> **Given exercise**: Reproduce every entry below line for line, keeping each character unchanged.

> **Provided records**:
--
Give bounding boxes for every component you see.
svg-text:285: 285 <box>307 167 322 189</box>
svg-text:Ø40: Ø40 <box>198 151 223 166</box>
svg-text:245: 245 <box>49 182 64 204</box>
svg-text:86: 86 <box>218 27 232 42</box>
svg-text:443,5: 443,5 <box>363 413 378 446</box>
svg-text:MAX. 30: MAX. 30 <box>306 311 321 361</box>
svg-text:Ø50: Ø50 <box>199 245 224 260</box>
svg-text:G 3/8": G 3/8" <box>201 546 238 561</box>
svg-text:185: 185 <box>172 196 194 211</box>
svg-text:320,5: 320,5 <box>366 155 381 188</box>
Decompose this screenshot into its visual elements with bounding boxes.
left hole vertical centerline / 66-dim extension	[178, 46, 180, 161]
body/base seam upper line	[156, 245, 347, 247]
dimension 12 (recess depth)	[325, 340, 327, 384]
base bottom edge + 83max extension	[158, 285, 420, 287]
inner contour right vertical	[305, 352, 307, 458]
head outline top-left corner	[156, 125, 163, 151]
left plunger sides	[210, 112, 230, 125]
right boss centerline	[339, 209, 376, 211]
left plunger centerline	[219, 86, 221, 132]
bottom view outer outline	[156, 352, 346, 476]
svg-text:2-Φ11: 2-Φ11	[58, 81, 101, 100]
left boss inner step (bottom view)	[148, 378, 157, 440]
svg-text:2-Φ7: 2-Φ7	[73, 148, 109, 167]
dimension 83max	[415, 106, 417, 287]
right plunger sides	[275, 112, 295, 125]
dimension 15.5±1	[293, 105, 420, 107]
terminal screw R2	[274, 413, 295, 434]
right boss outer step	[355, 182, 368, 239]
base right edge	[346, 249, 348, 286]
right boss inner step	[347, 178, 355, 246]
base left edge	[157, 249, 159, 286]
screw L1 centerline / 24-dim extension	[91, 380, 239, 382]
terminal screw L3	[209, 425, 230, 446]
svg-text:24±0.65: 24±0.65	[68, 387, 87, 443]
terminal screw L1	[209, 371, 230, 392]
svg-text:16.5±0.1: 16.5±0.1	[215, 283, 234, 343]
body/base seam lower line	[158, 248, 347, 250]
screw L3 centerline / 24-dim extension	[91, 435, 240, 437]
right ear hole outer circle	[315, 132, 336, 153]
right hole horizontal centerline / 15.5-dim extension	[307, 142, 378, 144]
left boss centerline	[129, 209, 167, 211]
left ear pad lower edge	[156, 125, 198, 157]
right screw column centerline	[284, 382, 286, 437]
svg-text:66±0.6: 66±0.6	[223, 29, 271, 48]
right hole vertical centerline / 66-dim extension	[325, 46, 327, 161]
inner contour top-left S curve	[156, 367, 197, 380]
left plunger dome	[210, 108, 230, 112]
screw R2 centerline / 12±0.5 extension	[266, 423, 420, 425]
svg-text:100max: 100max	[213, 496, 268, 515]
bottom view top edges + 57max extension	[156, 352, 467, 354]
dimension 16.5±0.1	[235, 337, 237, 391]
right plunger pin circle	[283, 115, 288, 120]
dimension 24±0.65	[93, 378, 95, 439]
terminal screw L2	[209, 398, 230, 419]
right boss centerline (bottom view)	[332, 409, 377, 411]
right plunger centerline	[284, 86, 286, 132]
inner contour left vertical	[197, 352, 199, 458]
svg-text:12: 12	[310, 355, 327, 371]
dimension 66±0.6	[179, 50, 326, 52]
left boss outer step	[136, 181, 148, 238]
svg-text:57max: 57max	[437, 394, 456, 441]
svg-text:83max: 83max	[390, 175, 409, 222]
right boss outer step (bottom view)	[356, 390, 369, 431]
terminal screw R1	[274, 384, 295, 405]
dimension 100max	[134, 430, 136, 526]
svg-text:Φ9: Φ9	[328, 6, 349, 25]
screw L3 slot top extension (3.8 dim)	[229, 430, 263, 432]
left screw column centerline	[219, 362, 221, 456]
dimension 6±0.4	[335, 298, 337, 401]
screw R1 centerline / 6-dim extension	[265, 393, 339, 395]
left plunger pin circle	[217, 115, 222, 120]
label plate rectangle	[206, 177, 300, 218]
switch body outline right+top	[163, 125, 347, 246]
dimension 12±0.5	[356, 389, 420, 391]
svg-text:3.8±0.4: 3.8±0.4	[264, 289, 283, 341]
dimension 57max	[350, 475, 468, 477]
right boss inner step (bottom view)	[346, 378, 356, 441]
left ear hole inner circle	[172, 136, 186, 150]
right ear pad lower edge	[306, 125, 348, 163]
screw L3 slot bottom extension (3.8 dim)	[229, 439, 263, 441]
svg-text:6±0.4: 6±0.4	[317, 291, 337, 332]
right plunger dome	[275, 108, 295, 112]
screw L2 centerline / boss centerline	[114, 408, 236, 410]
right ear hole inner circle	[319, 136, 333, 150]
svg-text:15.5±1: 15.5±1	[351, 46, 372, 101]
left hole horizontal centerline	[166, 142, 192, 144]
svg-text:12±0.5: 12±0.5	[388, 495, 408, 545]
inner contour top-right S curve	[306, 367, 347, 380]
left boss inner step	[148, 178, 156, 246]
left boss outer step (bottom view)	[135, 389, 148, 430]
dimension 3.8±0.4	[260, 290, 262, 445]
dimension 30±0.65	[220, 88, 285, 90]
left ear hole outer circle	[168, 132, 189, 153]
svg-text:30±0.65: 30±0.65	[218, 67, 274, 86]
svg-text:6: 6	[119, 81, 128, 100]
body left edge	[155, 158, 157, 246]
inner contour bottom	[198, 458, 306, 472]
--
> **Output below**:
Give bounding boxes for every component you see.
svg-text:285: 285 <box>307 167 322 189</box>
svg-text:Ø40: Ø40 <box>198 151 223 166</box>
svg-text:245: 245 <box>49 182 64 204</box>
svg-text:86: 86 <box>218 27 232 42</box>
svg-text:443,5: 443,5 <box>363 413 378 446</box>
svg-text:MAX. 30: MAX. 30 <box>306 311 321 361</box>
svg-text:Ø50: Ø50 <box>199 245 224 260</box>
svg-text:G 3/8": G 3/8" <box>201 546 238 561</box>
svg-text:185: 185 <box>172 196 194 211</box>
svg-text:320,5: 320,5 <box>366 155 381 188</box>
Decompose this screenshot into its visual elements with bounding boxes.
left hole vertical centerline / 66-dim extension	[178, 46, 180, 161]
body/base seam upper line	[156, 245, 347, 247]
dimension 12 (recess depth)	[325, 340, 327, 384]
base bottom edge + 83max extension	[158, 285, 420, 287]
inner contour right vertical	[305, 352, 307, 458]
head outline top-left corner	[156, 125, 163, 151]
left plunger sides	[210, 112, 230, 125]
right boss centerline	[339, 209, 376, 211]
left plunger centerline	[219, 86, 221, 132]
bottom view outer outline	[156, 352, 346, 476]
svg-text:2-Φ11: 2-Φ11	[58, 81, 101, 100]
left boss inner step (bottom view)	[148, 378, 157, 440]
svg-text:2-Φ7: 2-Φ7	[73, 148, 109, 167]
dimension 83max	[415, 106, 417, 287]
right plunger sides	[275, 112, 295, 125]
dimension 15.5±1	[293, 105, 420, 107]
terminal screw R2	[274, 413, 295, 434]
right boss outer step	[355, 182, 368, 239]
base right edge	[346, 249, 348, 286]
right boss inner step	[347, 178, 355, 246]
base left edge	[157, 249, 159, 286]
screw L1 centerline / 24-dim extension	[91, 380, 239, 382]
terminal screw L3	[209, 425, 230, 446]
svg-text:24±0.65: 24±0.65	[68, 387, 87, 443]
terminal screw L1	[209, 371, 230, 392]
svg-text:16.5±0.1: 16.5±0.1	[215, 283, 234, 343]
body/base seam lower line	[158, 248, 347, 250]
screw L3 centerline / 24-dim extension	[91, 435, 240, 437]
right ear hole outer circle	[315, 132, 336, 153]
right hole horizontal centerline / 15.5-dim extension	[307, 142, 378, 144]
left boss centerline	[129, 209, 167, 211]
left ear pad lower edge	[156, 125, 198, 157]
right screw column centerline	[284, 382, 286, 437]
svg-text:66±0.6: 66±0.6	[223, 29, 271, 48]
right hole vertical centerline / 66-dim extension	[325, 46, 327, 161]
inner contour top-left S curve	[156, 367, 197, 380]
left plunger dome	[210, 108, 230, 112]
screw R2 centerline / 12±0.5 extension	[266, 423, 420, 425]
svg-text:100max: 100max	[213, 496, 268, 515]
bottom view top edges + 57max extension	[156, 352, 467, 354]
dimension 16.5±0.1	[235, 337, 237, 391]
right plunger pin circle	[283, 115, 288, 120]
dimension 24±0.65	[93, 378, 95, 439]
terminal screw L2	[209, 398, 230, 419]
right boss centerline (bottom view)	[332, 409, 377, 411]
right plunger centerline	[284, 86, 286, 132]
inner contour left vertical	[197, 352, 199, 458]
svg-text:12: 12	[310, 355, 327, 371]
dimension 66±0.6	[179, 50, 326, 52]
left boss outer step	[136, 181, 148, 238]
svg-text:57max: 57max	[437, 394, 456, 441]
svg-text:83max: 83max	[390, 175, 409, 222]
right boss outer step (bottom view)	[356, 390, 369, 431]
terminal screw R1	[274, 384, 295, 405]
dimension 100max	[134, 430, 136, 526]
svg-text:Φ9: Φ9	[328, 6, 349, 25]
screw L3 slot top extension (3.8 dim)	[229, 430, 263, 432]
left screw column centerline	[219, 362, 221, 456]
dimension 6±0.4	[335, 298, 337, 401]
screw R1 centerline / 6-dim extension	[265, 393, 339, 395]
left plunger pin circle	[217, 115, 222, 120]
label plate rectangle	[206, 177, 300, 218]
switch body outline right+top	[163, 125, 347, 246]
dimension 12±0.5	[356, 389, 420, 391]
svg-text:3.8±0.4: 3.8±0.4	[264, 289, 283, 341]
dimension 57max	[350, 475, 468, 477]
right boss inner step (bottom view)	[346, 378, 356, 441]
left ear hole inner circle	[172, 136, 186, 150]
right ear pad lower edge	[306, 125, 348, 163]
screw L3 slot bottom extension (3.8 dim)	[229, 439, 263, 441]
svg-text:6±0.4: 6±0.4	[317, 291, 337, 332]
right plunger dome	[275, 108, 295, 112]
screw L2 centerline / boss centerline	[114, 408, 236, 410]
right ear hole inner circle	[319, 136, 333, 150]
svg-text:15.5±1: 15.5±1	[351, 46, 372, 101]
left hole horizontal centerline	[166, 142, 192, 144]
svg-text:12±0.5: 12±0.5	[388, 495, 408, 545]
inner contour top-right S curve	[306, 367, 347, 380]
left boss inner step	[148, 178, 156, 246]
left boss outer step (bottom view)	[135, 389, 148, 430]
dimension 3.8±0.4	[260, 290, 262, 445]
dimension 30±0.65	[220, 88, 285, 90]
left ear hole outer circle	[168, 132, 189, 153]
svg-text:30±0.65: 30±0.65	[218, 67, 274, 86]
svg-text:6: 6	[119, 81, 128, 100]
body left edge	[155, 158, 157, 246]
inner contour bottom	[198, 458, 306, 472]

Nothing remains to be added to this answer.